» EXERCISE
Go through the records underneath and count the lines that include the string "authors". Give nothing but the number.

[Figure dataset records]
§

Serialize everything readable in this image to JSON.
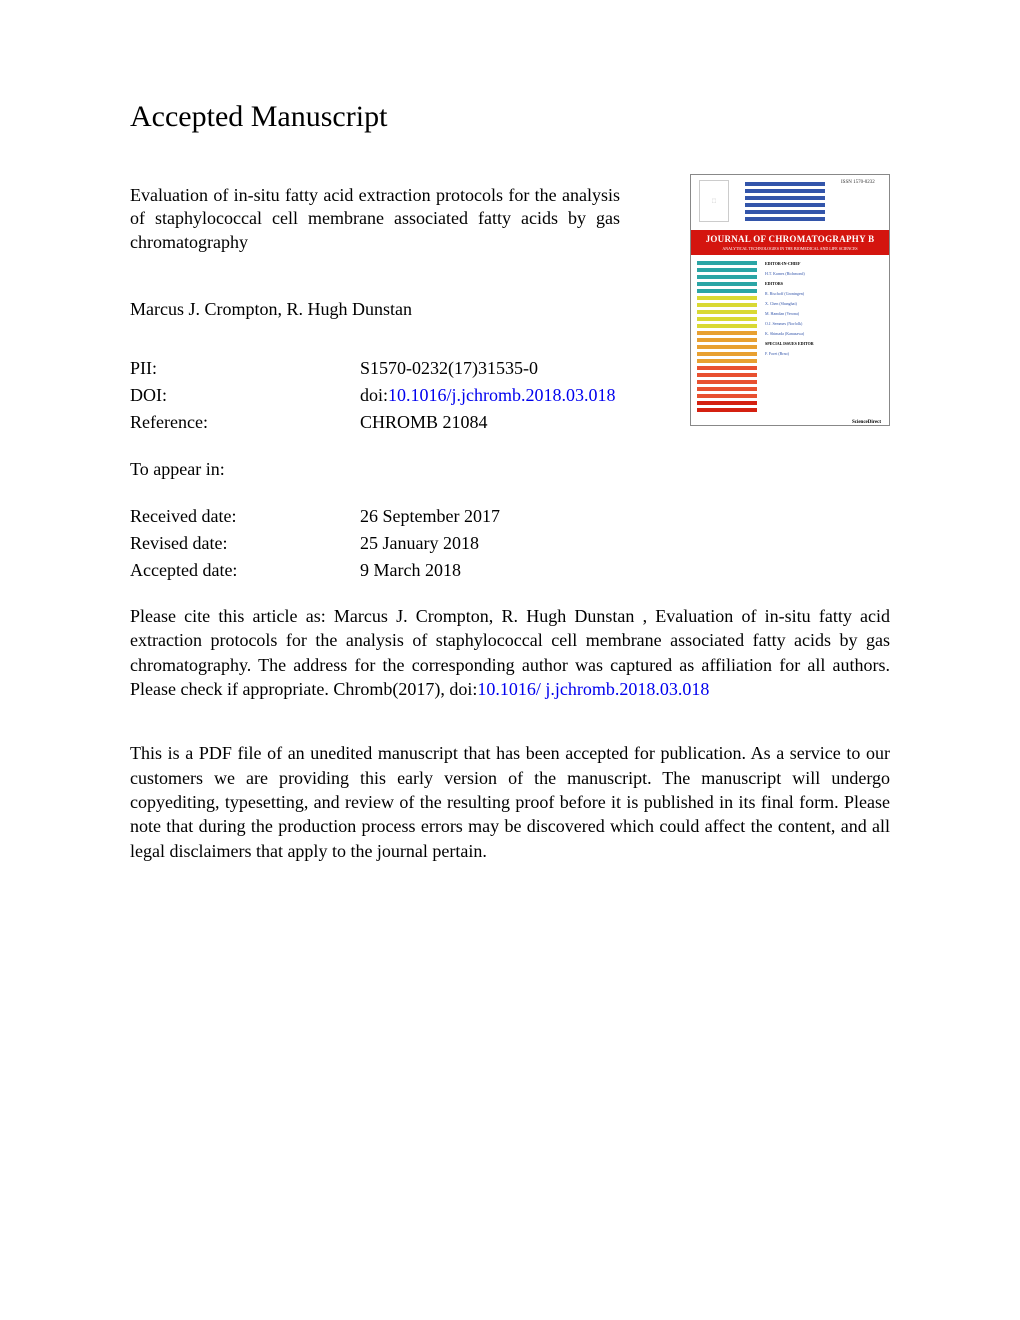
{
  "header": {
    "title": "Accepted Manuscript"
  },
  "article": {
    "title": "Evaluation of in-situ fatty acid extraction protocols for the analysis of staphylococcal cell membrane associated fatty acids by gas chromatography",
    "authors": "Marcus J. Crompton, R. Hugh Dunstan"
  },
  "meta": {
    "pii_label": "PII:",
    "pii_value": "S1570-0232(17)31535-0",
    "doi_label": "DOI:",
    "doi_prefix": "doi:",
    "doi_link": "10.1016/j.jchromb.2018.03.018",
    "ref_label": "Reference:",
    "ref_value": "CHROMB 21084",
    "appear_label": "To appear in:",
    "received_label": "Received date:",
    "received_value": "26 September 2017",
    "revised_label": "Revised date:",
    "revised_value": "25 January 2018",
    "accepted_label": "Accepted date:",
    "accepted_value": "9 March 2018"
  },
  "citation": {
    "prefix": "Please cite this article as: Marcus J. Crompton, R. Hugh Dunstan , Evaluation of in-situ fatty acid extraction protocols for the analysis of staphylococcal cell membrane associated fatty acids by gas chromatography. The address for the corresponding author was captured as affiliation for all authors. Please check if appropriate. Chromb(2017), doi:",
    "link": "10.1016/ j.jchromb.2018.03.018"
  },
  "disclaimer": "This is a PDF file of an unedited manuscript that has been accepted for publication. As a service to our customers we are providing this early version of the manuscript. The manuscript will undergo copyediting, typesetting, and review of the resulting proof before it is published in its final form. Please note that during the production process errors may be discovered which could affect the content, and all legal disclaimers that apply to the journal pertain.",
  "cover": {
    "issn": "ISSN 1570-0232",
    "journal_title": "JOURNAL OF CHROMATOGRAPHY B",
    "journal_sub": "ANALYTICAL TECHNOLOGIES IN THE BIOMEDICAL AND LIFE SCIENCES",
    "footer": "ScienceDirect",
    "top_line_color": "#3355aa",
    "body_lines": [
      "#2aa5a5",
      "#2aa5a5",
      "#2aa5a5",
      "#2aa5a5",
      "#2aa5a5",
      "#d9d933",
      "#d9d933",
      "#d9d933",
      "#d9d933",
      "#d9d933",
      "#e8a030",
      "#e8a030",
      "#e8a030",
      "#e8a030",
      "#e8a030",
      "#e85030",
      "#e85030",
      "#e85030",
      "#e85030",
      "#e85030",
      "#d42010",
      "#d42010"
    ],
    "body_sections": [
      "EDITOR-IN-CHIEF",
      "H.T. Karnes (Richmond)",
      "EDITORS",
      "R. Bischoff (Groningen)",
      "X. Chen (Shanghai)",
      "M. Hamdan (Verona)",
      "O.J. Semmes (Norfolk)",
      "K. Shimada (Kanazawa)",
      "SPECIAL ISSUES EDITOR",
      "F. Foret (Brno)"
    ]
  }
}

§

» SOLUTION
2